> **WRITTEN TASK**: Find and copy each line of the records where the string "name" shows up.

> **DATASET RECORDS**:
= = = = = = =
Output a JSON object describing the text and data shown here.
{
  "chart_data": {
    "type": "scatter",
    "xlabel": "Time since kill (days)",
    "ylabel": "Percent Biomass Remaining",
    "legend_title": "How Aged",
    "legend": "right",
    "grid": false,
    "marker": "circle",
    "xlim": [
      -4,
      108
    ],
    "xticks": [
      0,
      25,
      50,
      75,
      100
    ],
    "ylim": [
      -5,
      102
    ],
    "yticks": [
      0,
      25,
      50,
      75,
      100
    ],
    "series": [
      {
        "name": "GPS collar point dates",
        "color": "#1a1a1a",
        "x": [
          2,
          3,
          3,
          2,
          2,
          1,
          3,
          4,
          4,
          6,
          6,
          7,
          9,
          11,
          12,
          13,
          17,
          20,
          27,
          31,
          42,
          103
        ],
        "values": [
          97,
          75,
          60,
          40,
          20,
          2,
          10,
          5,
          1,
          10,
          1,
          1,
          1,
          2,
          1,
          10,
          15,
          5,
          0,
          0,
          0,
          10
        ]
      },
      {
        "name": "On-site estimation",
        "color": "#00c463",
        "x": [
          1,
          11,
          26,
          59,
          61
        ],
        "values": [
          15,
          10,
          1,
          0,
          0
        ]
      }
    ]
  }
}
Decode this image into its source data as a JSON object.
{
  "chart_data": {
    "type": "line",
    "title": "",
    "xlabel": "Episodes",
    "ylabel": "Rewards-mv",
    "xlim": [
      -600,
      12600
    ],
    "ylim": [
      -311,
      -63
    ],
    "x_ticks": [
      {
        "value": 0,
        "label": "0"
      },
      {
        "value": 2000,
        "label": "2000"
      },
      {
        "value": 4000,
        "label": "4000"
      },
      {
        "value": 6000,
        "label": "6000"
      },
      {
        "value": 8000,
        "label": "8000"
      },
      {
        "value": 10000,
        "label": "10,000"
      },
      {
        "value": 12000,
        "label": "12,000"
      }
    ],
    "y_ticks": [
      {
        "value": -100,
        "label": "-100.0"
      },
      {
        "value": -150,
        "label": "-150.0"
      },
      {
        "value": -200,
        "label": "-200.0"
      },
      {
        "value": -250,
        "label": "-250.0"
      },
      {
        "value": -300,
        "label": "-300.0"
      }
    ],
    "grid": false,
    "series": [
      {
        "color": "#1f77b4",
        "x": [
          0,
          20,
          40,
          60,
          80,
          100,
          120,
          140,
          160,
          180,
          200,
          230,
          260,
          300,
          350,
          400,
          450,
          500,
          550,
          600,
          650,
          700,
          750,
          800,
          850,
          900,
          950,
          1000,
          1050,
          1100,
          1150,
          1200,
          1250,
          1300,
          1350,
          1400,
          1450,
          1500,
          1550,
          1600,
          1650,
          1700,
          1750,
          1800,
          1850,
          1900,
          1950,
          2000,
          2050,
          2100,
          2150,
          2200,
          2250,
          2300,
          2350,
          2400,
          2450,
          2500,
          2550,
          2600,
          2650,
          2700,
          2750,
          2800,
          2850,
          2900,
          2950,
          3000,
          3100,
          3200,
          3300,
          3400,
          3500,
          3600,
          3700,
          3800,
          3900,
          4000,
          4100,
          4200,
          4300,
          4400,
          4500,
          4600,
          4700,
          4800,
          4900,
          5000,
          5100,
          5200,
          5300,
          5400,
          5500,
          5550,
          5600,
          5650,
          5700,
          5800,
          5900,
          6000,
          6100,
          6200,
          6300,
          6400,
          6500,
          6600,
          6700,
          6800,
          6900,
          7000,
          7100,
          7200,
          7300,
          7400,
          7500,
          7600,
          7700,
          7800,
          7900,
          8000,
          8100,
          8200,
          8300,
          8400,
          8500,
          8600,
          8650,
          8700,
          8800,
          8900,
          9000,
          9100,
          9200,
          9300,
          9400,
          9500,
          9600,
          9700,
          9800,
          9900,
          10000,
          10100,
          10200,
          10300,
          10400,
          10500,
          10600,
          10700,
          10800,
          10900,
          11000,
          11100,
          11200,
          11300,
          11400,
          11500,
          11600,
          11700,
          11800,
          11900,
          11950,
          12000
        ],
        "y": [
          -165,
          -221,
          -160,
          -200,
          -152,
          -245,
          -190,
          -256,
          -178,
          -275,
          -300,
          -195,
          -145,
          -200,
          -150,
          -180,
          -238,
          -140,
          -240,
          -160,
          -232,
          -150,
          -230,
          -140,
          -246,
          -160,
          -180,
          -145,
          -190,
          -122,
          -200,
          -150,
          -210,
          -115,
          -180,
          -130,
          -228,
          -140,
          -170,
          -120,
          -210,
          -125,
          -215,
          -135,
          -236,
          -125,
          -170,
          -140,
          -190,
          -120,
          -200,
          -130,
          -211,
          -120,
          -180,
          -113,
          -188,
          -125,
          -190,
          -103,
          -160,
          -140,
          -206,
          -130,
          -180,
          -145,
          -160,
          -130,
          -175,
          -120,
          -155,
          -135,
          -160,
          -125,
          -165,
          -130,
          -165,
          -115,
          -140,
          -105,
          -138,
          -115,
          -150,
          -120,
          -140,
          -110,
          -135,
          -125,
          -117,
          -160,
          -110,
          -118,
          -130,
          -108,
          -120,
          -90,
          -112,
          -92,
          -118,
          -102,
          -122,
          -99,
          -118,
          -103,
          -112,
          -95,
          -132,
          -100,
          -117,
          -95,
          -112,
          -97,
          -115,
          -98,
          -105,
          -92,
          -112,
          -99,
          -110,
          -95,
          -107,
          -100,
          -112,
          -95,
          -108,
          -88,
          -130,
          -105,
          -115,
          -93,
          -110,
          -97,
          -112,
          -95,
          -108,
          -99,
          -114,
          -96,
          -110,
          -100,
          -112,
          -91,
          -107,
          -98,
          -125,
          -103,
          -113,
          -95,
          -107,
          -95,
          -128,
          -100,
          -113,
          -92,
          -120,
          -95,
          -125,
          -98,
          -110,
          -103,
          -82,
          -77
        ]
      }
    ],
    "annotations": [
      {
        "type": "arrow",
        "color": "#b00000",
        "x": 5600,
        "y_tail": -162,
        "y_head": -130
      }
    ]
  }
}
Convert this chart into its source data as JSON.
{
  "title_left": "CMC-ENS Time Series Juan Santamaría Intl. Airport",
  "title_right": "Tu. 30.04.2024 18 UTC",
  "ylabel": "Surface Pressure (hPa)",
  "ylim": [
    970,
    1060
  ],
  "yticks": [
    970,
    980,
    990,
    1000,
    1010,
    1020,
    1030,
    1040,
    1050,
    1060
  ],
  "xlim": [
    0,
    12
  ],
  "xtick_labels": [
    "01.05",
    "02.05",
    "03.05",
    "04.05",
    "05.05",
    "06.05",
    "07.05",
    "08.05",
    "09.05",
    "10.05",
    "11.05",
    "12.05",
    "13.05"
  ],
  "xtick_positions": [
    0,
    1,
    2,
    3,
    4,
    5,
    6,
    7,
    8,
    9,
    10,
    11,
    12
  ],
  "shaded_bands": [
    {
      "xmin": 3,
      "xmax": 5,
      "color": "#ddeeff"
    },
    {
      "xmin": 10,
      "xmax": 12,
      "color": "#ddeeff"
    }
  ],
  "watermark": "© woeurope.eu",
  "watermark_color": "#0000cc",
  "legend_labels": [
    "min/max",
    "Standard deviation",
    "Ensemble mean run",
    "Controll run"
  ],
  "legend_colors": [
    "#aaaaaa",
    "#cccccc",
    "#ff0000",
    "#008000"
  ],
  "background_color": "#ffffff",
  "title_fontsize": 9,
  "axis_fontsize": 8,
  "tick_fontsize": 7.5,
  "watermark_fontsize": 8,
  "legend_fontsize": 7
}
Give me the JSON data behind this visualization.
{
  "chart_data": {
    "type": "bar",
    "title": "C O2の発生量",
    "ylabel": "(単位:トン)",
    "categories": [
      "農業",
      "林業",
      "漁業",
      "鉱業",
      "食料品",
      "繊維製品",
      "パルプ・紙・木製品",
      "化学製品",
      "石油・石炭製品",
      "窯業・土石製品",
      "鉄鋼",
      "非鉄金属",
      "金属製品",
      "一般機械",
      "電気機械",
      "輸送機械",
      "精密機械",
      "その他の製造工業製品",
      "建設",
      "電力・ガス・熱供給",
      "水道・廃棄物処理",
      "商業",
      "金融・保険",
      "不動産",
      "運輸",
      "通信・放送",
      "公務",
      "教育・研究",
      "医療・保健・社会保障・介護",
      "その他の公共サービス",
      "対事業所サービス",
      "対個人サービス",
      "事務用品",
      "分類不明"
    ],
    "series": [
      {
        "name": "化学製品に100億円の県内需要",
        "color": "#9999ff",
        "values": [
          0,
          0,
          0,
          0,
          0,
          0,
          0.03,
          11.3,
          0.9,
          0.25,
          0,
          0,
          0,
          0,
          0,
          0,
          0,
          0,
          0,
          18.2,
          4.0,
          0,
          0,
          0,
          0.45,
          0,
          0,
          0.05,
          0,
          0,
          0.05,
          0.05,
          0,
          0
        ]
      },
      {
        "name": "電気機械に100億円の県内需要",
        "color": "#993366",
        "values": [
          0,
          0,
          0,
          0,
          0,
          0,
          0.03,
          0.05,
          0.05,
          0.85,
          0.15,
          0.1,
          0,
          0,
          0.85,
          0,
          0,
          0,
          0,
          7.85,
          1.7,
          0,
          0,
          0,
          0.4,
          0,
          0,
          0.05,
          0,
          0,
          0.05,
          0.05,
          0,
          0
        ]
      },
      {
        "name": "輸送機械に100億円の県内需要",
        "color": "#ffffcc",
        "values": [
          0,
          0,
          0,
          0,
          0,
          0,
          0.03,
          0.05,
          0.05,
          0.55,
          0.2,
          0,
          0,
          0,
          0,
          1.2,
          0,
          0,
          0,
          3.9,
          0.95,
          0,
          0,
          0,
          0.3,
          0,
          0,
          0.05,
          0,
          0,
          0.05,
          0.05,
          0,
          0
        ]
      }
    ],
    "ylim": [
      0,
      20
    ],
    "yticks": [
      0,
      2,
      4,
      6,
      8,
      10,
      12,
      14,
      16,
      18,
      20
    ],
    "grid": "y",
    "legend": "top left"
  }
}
= = = = = = =
> **REPLY**:
        "name": "GPS collar point dates",
        "name": "On-site estimation",
        "name": "化学製品に100億円の県内需要",
        "name": "電気機械に100億円の県内需要",
        "name": "輸送機械に100億円の県内需要",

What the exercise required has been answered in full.